*Requirements*
Make an exact copy of each entry, leaving out every picture.

*Given information*
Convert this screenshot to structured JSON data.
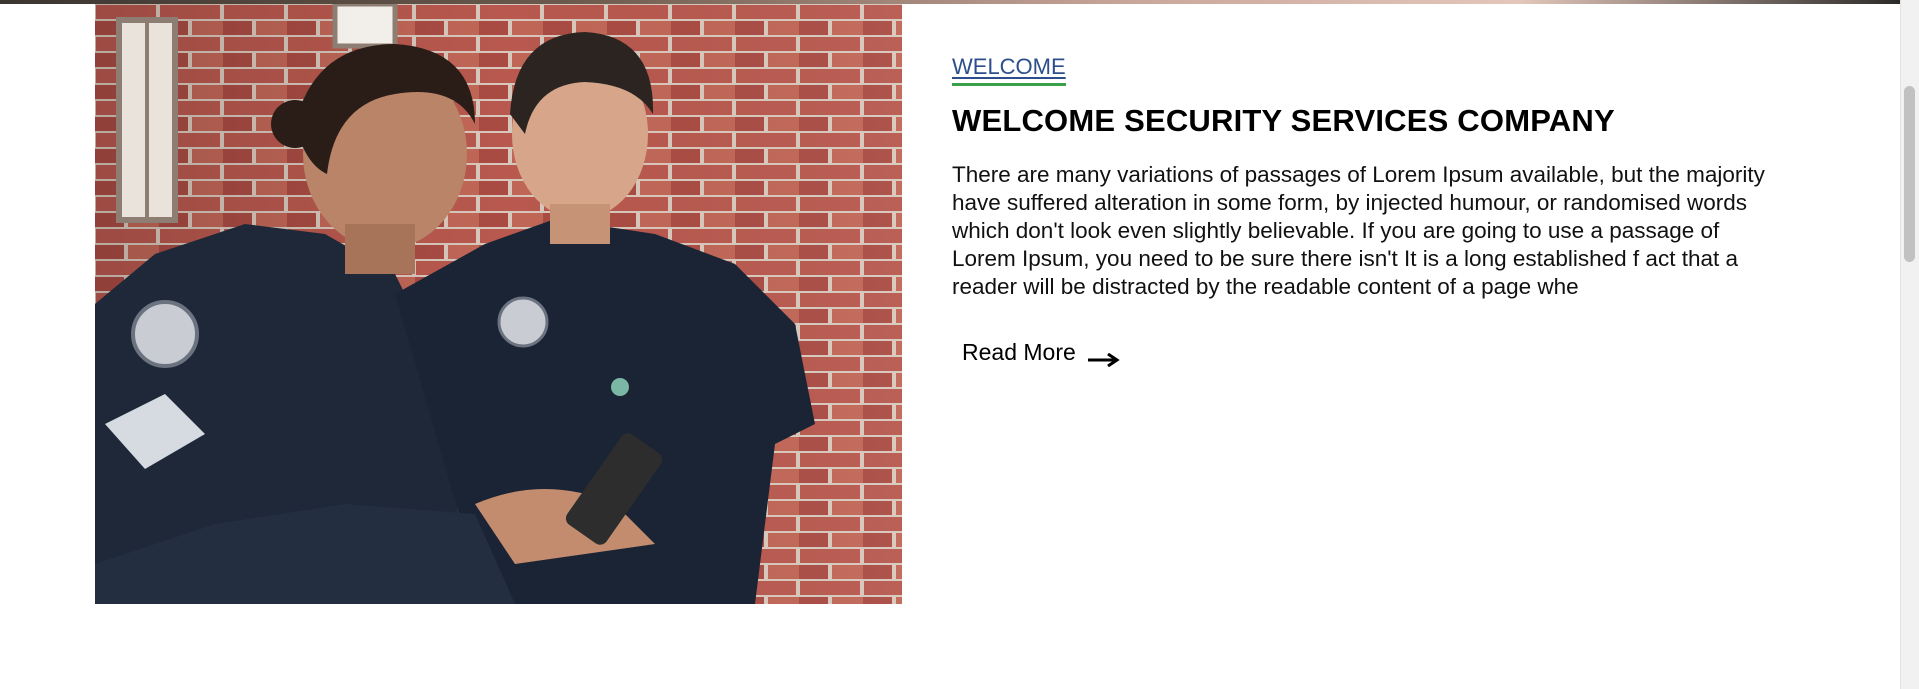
{
  "welcome_section": {
    "eyebrow": "WELCOME",
    "title": "WELCOME SECURITY SERVICES COMPANY",
    "description": "There are many variations of passages of Lorem Ipsum available, but the majority have suffered alteration in some form, by injected humour, or randomised words which don't look even slightly believable. If you are going to use a passage of Lorem Ipsum, you need to be sure there isn't It is a long established f act that a reader will be distracted by the readable content of a page whe",
    "read_more_label": "Read More",
    "read_more_icon": "arrow-right-icon"
  },
  "colors": {
    "eyebrow_text": "#2d4e8c",
    "eyebrow_underline": "#3aa04a",
    "heading": "#000000",
    "body_text": "#111111"
  }
}
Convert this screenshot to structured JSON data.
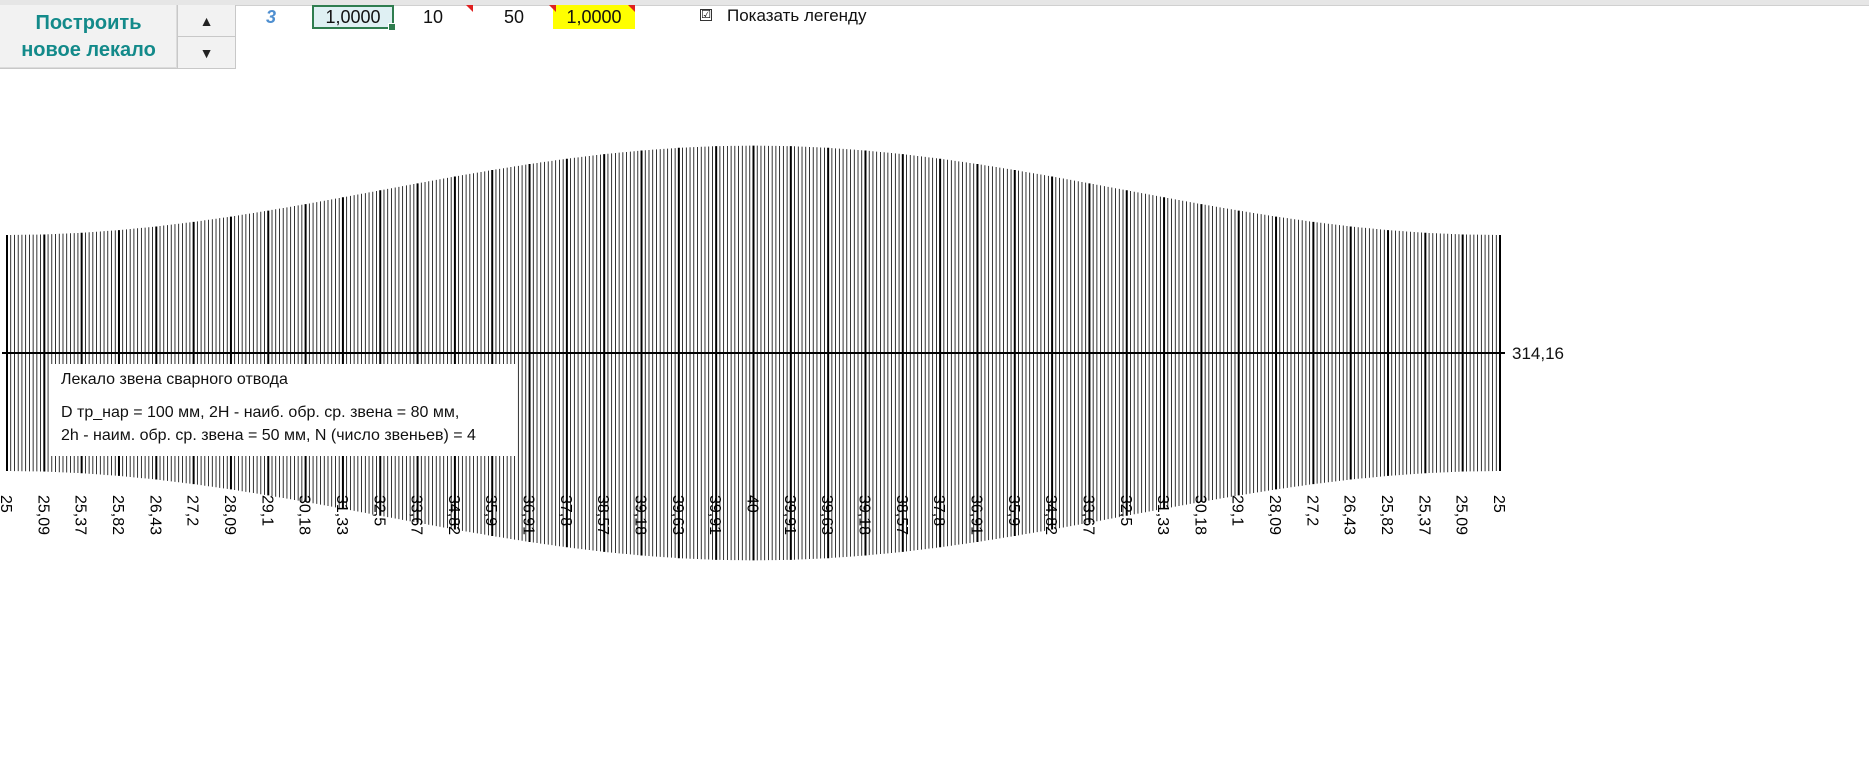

*Response below*
Convert this screenshot to structured JSON data.
{
  "welcome_section": {
    "eyebrow": "WELCOME",
    "title": "WELCOME SECURITY SERVICES COMPANY",
    "description": "There are many variations of passages of Lorem Ipsum available, but the majority have suffered alteration in some form, by injected humour, or randomised words which don't look even slightly believable. If you are going to use a passage of Lorem Ipsum, you need to be sure there isn't It is a long established f act that a reader will be distracted by the readable content of a page whe",
    "read_more_label": "Read More",
    "read_more_icon": "arrow-right-icon"
  },
  "colors": {
    "eyebrow_text": "#2d4e8c",
    "eyebrow_underline": "#3aa04a",
    "heading": "#000000",
    "body_text": "#111111"
  }
}
Convert this screenshot to structured JSON data.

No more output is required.